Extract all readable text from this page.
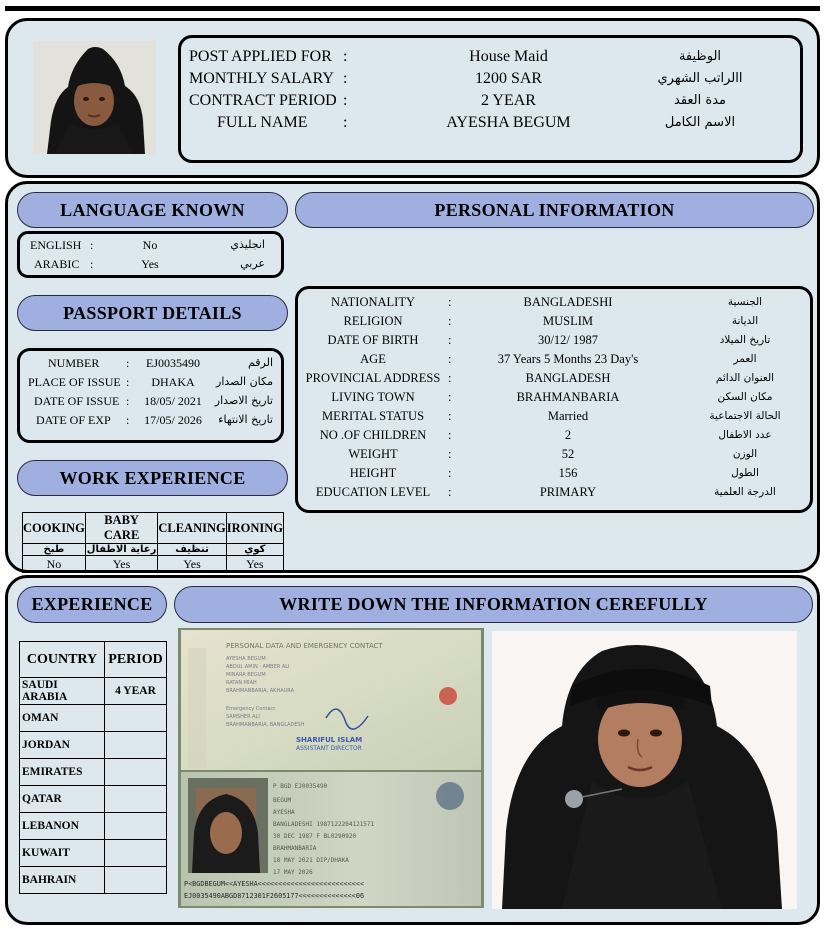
POST APPLIED FOR :	House Maid	الوظيفة
MONTHLY SALARY :	1200 SAR	االراتب الشهري
CONTRACT PERIOD :	2 YEAR	مدة العقد
FULL NAME :	AYESHA BEGUM	الاسم الكامل
LANGUAGE KNOWN	PERSONAL INFORMATION
ENGLISH :	No	انجليذي
ARABIC :	Yes	عربي
PASSPORT DETAILS
NUMBER :	EJ0035490	الرقم
PLACE OF ISSUE :	DHAKA	مكان الصدار
DATE OF ISSUE :	18/05/ 2021	تاريخ الاصدار
DATE OF EXP :	17/05/ 2026	تاريخ الانتهاء
WORK EXPERIENCE
COOKING	BABY CARE	CLEANING	IRONING
طبخ	رعاية الاطفال	تنظيف	كوي
No	Yes	Yes	Yes
NATIONALITY	:	BANGLADESHI	الجنسية
RELIGION	:	MUSLIM	الديانة
DATE OF BIRTH	:	30/12/ 1987	تاريخ الميلاد
AGE	:	37 Years 5 Months 23 Day's	العمر
PROVINCIAL ADDRESS :	BANGLADESH	العنوان الدائم
LIVING TOWN	:	BRAHMANBARIA	مكان السكن
MERITAL STATUS	:	Married	الحالة الاجتماعية
NO .OF CHILDREN	:	2	عدد الاطفال
WEIGHT	:	52	الوزن
HEIGHT	:	156	الطول
EDUCATION LEVEL	:	PRIMARY	الدرجة العلمية
EXPERIENCE	WRITE DOWN THE INFORMATION CEREFULLY
COUNTRY	PERIOD
SAUDI ARABIA	4 YEAR
OMAN	
JORDAN	
EMIRATES	
QATAR	
LEBANON	
KUWAIT	
BAHRAIN	
PERSONAL DATA AND EMERGENCY CONTACT
AYESHA BEGUM
ABDUL AMIN · AMBER ALI
MINARA BEGUM
RATAN MIAH
BRAHMANBARIA, AKHAURA
Emergency Contact
SAMSHER ALI
BRAHMANBARIA, BANGLADESH
SHARIFUL ISLAM
ASSISTANT DIRECTOR
P BGD EJ0035490
BEGUM
AYESHA
BANGLADESHI 1987122204121571
30 DEC 1987 F BL0290920
BRAHMANBARIA
18 MAY 2021 DIP/DHAKA
17 MAY 2026
P<BGDBEGUM<<AYESHA<<<<<<<<<<<<<<<<<<<<<<<<<<
EJ0035490ABGD8712301F2605177<<<<<<<<<<<<<<06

• **YOUR INSTRUCTIONS**
Skip the pictures, then retype every line above exactly.

• **OUTPUT FOR THIS EXERCISE**
Extract all readable text from this page.
POST APPLIED FOR :	House Maid	الوظيفة
MONTHLY SALARY :	1200 SAR	االراتب الشهري
CONTRACT PERIOD :	2 YEAR	مدة العقد
FULL NAME :	AYESHA BEGUM	الاسم الكامل
LANGUAGE KNOWN	PERSONAL INFORMATION
ENGLISH :	No	انجليذي
ARABIC :	Yes	عربي
PASSPORT DETAILS
NUMBER :	EJ0035490	الرقم
PLACE OF ISSUE :	DHAKA	مكان الصدار
DATE OF ISSUE :	18/05/ 2021	تاريخ الاصدار
DATE OF EXP :	17/05/ 2026	تاريخ الانتهاء
WORK EXPERIENCE
COOKING	BABY CARE	CLEANING	IRONING
طبخ	رعاية الاطفال	تنظيف	كوي
No	Yes	Yes	Yes
NATIONALITY	:	BANGLADESHI	الجنسية
RELIGION	:	MUSLIM	الديانة
DATE OF BIRTH	:	30/12/ 1987	تاريخ الميلاد
AGE	:	37 Years 5 Months 23 Day's	العمر
PROVINCIAL ADDRESS :	BANGLADESH	العنوان الدائم
LIVING TOWN	:	BRAHMANBARIA	مكان السكن
MERITAL STATUS	:	Married	الحالة الاجتماعية
NO .OF CHILDREN	:	2	عدد الاطفال
WEIGHT	:	52	الوزن
HEIGHT	:	156	الطول
EDUCATION LEVEL	:	PRIMARY	الدرجة العلمية
EXPERIENCE	WRITE DOWN THE INFORMATION CEREFULLY
COUNTRY	PERIOD
SAUDI ARABIA	4 YEAR
OMAN	
JORDAN	
EMIRATES	
QATAR	
LEBANON	
KUWAIT	
BAHRAIN	
PERSONAL DATA AND EMERGENCY CONTACT
AYESHA BEGUM
ABDUL AMIN · AMBER ALI
MINARA BEGUM
RATAN MIAH
BRAHMANBARIA, AKHAURA
Emergency Contact
SAMSHER ALI
BRAHMANBARIA, BANGLADESH
SHARIFUL ISLAM
ASSISTANT DIRECTOR
P BGD EJ0035490
BEGUM
AYESHA
BANGLADESHI 1987122204121571
30 DEC 1987 F BL0290920
BRAHMANBARIA
18 MAY 2021 DIP/DHAKA
17 MAY 2026
P<BGDBEGUM<<AYESHA<<<<<<<<<<<<<<<<<<<<<<<<<<
EJ0035490ABGD8712301F2605177<<<<<<<<<<<<<<06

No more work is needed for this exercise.